# [INSTRUCTIONS FOR THE TASK]
In the data, extract each line that holds the string "text".

-- start of DATASET RECORDS --

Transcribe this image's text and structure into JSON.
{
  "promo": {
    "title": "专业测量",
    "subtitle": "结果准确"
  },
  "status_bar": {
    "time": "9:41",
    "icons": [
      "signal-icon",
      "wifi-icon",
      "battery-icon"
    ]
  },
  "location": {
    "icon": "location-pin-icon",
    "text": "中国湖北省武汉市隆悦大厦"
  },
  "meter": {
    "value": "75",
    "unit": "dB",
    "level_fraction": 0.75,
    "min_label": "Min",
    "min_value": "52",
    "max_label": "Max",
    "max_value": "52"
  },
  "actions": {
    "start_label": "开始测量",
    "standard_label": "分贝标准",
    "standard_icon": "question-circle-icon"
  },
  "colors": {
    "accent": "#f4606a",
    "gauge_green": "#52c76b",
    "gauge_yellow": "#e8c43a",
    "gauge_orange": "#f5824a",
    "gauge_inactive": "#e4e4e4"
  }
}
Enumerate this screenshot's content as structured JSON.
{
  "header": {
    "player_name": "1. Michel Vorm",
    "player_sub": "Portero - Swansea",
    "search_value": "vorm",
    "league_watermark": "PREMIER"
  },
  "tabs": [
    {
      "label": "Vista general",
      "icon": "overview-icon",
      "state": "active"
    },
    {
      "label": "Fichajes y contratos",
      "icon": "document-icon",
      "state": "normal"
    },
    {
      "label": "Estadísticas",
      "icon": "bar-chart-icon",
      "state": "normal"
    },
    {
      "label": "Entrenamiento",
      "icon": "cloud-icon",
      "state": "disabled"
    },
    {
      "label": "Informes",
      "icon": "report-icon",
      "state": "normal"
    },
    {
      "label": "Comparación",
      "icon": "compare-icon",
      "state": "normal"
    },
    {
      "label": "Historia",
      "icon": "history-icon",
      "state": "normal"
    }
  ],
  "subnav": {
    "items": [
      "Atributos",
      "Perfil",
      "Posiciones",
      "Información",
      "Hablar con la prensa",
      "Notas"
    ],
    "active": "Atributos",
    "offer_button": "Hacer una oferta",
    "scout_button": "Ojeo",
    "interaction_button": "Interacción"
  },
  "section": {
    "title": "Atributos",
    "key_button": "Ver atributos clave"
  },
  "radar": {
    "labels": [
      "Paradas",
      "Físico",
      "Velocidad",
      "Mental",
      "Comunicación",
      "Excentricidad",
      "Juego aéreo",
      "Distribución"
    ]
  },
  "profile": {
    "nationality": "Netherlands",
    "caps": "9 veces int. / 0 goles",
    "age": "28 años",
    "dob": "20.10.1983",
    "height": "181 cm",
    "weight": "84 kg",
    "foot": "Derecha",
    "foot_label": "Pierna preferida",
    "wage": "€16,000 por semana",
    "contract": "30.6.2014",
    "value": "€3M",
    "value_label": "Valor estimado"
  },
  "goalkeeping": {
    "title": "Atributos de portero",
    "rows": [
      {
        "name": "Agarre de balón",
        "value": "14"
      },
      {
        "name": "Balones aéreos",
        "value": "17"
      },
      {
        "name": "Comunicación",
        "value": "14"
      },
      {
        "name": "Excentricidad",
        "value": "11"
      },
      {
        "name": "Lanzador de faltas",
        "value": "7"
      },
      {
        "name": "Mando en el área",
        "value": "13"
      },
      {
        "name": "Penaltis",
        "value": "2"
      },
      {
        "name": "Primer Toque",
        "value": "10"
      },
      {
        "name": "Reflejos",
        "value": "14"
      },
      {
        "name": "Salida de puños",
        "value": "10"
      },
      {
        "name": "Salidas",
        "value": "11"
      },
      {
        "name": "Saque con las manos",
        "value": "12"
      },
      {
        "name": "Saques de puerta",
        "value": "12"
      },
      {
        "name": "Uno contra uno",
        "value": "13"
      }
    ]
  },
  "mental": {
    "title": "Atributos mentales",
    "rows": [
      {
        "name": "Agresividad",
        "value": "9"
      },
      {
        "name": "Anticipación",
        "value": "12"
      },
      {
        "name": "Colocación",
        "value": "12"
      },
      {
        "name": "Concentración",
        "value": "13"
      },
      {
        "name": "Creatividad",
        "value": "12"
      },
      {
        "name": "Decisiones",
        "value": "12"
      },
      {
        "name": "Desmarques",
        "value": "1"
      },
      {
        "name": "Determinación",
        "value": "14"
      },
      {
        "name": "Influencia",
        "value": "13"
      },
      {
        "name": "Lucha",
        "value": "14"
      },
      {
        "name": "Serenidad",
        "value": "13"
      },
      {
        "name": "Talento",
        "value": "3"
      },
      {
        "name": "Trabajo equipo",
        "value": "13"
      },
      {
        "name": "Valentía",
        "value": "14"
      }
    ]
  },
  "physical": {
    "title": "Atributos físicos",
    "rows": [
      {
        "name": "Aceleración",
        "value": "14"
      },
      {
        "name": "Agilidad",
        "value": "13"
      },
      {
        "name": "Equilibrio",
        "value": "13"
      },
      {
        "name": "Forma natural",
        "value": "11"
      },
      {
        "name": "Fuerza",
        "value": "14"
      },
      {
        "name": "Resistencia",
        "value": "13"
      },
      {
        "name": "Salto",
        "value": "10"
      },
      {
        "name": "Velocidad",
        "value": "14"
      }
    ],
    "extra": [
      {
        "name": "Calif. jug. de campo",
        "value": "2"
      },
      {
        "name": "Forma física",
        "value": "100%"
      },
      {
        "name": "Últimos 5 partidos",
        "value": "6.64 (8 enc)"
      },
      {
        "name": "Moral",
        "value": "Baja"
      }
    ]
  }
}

-- end of DATASET RECORDS --

# [ANSWER TO THE PROBLEM]
Transcribe this image's text and structure into JSON.
    "text": "中国湖北省武汉市隆悦大厦"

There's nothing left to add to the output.